STATED TASK: Your task is to print all of the material verbatim.

Stored entries:
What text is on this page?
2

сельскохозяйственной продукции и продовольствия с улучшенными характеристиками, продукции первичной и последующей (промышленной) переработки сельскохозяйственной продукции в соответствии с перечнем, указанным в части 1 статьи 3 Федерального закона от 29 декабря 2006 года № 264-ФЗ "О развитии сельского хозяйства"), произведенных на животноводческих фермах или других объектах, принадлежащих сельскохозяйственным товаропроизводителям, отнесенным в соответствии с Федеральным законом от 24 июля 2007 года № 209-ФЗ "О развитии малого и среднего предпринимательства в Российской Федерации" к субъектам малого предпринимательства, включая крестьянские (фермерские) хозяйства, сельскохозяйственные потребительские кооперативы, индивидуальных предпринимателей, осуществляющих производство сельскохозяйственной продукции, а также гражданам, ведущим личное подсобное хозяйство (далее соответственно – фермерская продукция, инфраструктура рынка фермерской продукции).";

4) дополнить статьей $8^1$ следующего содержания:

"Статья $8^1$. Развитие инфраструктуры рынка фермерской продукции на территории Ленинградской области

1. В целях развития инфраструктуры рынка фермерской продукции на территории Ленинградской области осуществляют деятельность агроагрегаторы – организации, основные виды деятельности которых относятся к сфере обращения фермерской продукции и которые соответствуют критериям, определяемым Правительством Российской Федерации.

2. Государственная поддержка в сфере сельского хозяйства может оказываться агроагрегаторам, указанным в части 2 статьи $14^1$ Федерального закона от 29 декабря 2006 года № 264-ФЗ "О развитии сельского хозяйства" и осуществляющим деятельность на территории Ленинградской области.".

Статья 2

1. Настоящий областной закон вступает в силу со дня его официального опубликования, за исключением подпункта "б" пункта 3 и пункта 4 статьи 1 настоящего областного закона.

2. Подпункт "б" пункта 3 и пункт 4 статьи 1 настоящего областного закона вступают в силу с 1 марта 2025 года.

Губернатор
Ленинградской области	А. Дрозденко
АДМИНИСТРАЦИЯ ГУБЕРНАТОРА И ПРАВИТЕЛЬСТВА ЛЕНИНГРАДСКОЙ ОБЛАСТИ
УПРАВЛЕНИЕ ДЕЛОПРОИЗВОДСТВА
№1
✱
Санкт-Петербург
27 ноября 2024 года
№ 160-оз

WRITTEN SOLUTION:
What text is on this page?
2

сельскохозяйственной продукции и продовольствия с улучшенными характеристиками, продукции первичной и последующей (промышленной) переработки сельскохозяйственной продукции в соответствии с перечнем, указанным в части 1 статьи 3 Федерального закона от 29 декабря 2006 года № 264-ФЗ "О развитии сельского хозяйства"), произведенных на животноводческих фермах или других объектах, принадлежащих сельскохозяйственным товаропроизводителям, отнесенным в соответствии с Федеральным законом от 24 июля 2007 года № 209-ФЗ "О развитии малого и среднего предпринимательства в Российской Федерации" к субъектам малого предпринимательства, включая крестьянские (фермерские) хозяйства, сельскохозяйственные потребительские кооперативы, индивидуальных предпринимателей, осуществляющих производство сельскохозяйственной продукции, а также гражданам, ведущим личное подсобное хозяйство (далее соответственно – фермерская продукция, инфраструктура рынка фермерской продукции).";

4) дополнить статьей $8^1$ следующего содержания:

"Статья $8^1$. Развитие инфраструктуры рынка фермерской продукции на территории Ленинградской области

1. В целях развития инфраструктуры рынка фермерской продукции на территории Ленинградской области осуществляют деятельность агроагрегаторы – организации, основные виды деятельности которых относятся к сфере обращения фермерской продукции и которые соответствуют критериям, определяемым Правительством Российской Федерации.

2. Государственная поддержка в сфере сельского хозяйства может оказываться агроагрегаторам, указанным в части 2 статьи $14^1$ Федерального закона от 29 декабря 2006 года № 264-ФЗ "О развитии сельского хозяйства" и осуществляющим деятельность на территории Ленинградской области.".

Статья 2

1. Настоящий областной закон вступает в силу со дня его официального опубликования, за исключением подпункта "б" пункта 3 и пункта 4 статьи 1 настоящего областного закона.

2. Подпункт "б" пункта 3 и пункт 4 статьи 1 настоящего областного закона вступают в силу с 1 марта 2025 года.

Губернатор
Ленинградской области	А. Дрозденко
АДМИНИСТРАЦИЯ ГУБЕРНАТОРА И ПРАВИТЕЛЬСТВА ЛЕНИНГРАДСКОЙ ОБЛАСТИ
УПРАВЛЕНИЕ ДЕЛОПРОИЗВОДСТВА
№1
✱
Санкт-Петербург
27 ноября 2024 года
№ 160-оз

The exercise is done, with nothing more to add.